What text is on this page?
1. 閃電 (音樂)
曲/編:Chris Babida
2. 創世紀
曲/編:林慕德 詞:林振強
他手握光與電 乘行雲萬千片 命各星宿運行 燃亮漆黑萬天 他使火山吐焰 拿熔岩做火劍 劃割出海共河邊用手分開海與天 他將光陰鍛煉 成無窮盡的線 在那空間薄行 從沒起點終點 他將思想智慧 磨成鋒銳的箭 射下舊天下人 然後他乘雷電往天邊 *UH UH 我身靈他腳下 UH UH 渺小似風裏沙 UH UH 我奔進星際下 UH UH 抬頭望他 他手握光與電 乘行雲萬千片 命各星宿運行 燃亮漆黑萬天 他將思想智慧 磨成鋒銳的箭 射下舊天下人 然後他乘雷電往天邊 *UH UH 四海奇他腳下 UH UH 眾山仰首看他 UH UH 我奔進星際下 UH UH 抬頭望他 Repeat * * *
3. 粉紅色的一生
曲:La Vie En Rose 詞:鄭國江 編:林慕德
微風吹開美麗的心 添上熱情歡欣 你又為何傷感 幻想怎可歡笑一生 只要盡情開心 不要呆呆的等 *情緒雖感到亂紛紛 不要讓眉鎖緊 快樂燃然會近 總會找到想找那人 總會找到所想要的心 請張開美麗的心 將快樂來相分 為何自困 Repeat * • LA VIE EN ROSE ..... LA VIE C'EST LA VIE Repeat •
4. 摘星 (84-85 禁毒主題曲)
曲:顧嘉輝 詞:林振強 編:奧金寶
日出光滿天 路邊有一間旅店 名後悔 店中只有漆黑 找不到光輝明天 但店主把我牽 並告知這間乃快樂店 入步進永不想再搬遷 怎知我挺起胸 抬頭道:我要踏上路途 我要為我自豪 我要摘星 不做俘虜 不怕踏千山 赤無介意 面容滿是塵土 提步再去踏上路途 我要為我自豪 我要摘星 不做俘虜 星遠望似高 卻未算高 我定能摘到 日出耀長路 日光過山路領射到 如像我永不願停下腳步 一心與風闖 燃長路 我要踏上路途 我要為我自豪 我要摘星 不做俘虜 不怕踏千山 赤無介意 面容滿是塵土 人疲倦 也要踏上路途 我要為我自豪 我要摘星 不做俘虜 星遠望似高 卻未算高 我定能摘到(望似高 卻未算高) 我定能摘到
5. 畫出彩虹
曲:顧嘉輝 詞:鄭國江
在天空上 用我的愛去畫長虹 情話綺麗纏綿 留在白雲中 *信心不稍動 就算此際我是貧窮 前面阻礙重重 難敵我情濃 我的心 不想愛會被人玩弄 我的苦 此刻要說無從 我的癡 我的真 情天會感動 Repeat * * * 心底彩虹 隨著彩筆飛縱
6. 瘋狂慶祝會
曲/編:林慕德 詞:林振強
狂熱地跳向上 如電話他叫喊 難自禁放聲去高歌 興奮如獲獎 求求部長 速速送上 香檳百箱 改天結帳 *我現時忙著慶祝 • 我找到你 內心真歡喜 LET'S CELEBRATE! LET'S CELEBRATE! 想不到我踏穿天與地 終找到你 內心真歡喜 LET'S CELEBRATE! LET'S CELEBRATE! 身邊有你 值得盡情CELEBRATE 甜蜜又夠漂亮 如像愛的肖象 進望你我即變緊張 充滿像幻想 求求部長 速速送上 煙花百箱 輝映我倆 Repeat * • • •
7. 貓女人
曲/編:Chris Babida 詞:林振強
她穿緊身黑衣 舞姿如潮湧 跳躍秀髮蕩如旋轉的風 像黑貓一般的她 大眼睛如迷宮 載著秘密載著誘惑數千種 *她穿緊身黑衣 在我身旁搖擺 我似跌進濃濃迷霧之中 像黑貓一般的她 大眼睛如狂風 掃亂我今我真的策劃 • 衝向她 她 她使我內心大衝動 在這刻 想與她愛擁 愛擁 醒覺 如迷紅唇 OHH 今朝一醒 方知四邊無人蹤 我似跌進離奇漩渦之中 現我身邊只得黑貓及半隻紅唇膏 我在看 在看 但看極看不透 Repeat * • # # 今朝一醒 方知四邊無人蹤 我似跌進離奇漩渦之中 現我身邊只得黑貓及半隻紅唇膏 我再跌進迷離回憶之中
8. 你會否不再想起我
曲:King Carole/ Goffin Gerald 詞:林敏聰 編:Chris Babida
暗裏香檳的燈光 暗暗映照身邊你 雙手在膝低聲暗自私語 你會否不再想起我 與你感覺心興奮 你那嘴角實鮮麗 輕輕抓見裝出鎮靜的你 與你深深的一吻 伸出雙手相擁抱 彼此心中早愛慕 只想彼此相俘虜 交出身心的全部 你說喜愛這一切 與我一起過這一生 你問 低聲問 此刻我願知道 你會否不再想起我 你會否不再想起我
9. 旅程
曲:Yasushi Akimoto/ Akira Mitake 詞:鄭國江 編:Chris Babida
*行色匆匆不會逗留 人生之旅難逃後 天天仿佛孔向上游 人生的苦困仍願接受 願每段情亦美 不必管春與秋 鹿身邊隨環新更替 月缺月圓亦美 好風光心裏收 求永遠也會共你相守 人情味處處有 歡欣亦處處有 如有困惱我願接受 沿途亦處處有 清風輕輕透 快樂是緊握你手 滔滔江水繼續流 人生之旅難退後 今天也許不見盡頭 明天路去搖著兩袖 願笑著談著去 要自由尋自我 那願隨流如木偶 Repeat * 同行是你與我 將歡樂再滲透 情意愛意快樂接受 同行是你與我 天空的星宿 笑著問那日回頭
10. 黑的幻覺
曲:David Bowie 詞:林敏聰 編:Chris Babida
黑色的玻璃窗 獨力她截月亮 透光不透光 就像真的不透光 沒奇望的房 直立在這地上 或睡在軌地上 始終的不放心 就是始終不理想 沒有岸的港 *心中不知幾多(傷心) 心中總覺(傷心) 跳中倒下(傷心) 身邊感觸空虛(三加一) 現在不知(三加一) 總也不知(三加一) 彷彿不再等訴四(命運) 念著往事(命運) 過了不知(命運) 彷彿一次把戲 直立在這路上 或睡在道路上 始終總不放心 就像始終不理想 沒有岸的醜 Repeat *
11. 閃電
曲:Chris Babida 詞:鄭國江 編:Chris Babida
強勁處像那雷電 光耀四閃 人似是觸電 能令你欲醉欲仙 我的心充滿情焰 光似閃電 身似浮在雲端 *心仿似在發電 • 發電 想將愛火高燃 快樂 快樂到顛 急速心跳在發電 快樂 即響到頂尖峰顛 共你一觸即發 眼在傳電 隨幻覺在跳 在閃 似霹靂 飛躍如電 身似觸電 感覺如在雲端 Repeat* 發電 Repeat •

---

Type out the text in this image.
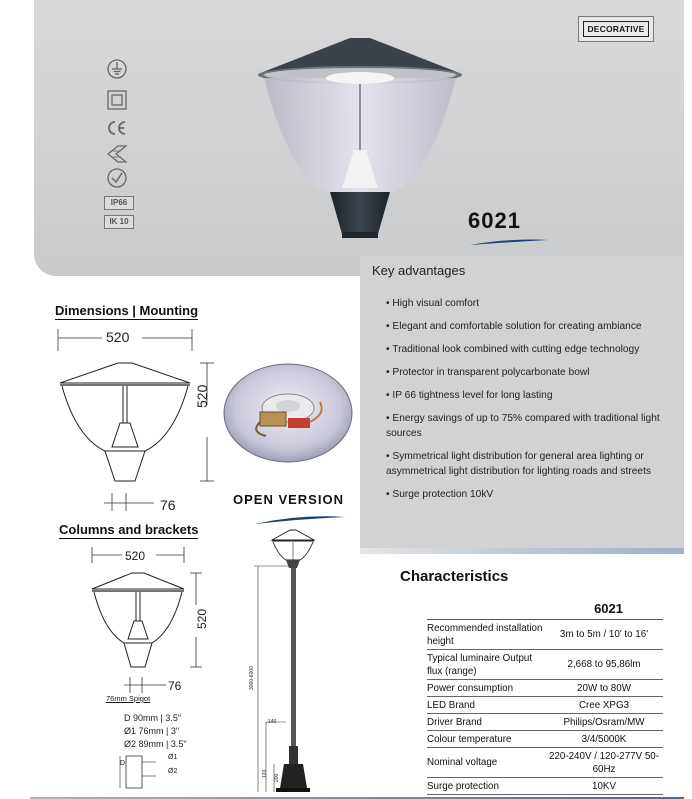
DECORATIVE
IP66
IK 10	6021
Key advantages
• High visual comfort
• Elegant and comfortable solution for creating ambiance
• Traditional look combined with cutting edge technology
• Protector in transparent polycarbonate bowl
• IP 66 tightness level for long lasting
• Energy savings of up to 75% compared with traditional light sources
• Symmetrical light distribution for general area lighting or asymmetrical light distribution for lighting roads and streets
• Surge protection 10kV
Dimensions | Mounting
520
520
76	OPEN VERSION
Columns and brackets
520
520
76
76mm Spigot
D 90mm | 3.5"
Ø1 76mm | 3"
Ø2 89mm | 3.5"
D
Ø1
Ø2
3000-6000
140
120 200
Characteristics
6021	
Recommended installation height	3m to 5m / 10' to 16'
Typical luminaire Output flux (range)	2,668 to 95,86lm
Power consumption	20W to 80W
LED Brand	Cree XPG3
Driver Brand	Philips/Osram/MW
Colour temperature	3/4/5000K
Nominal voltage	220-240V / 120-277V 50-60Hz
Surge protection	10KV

**Goal**
List the lines that contain the word "Chris".

**Final result**
曲/編:Chris Babida
曲/編:Chris Babida 詞:林振強
曲:King Carole/ Goffin Gerald 詞:林敏聰 編:Chris Babida
曲:Yasushi Akimoto/ Akira Mitake 詞:鄭國江 編:Chris Babida
曲:David Bowie 詞:林敏聰 編:Chris Babida
曲:Chris Babida 詞:鄭國江 編:Chris Babida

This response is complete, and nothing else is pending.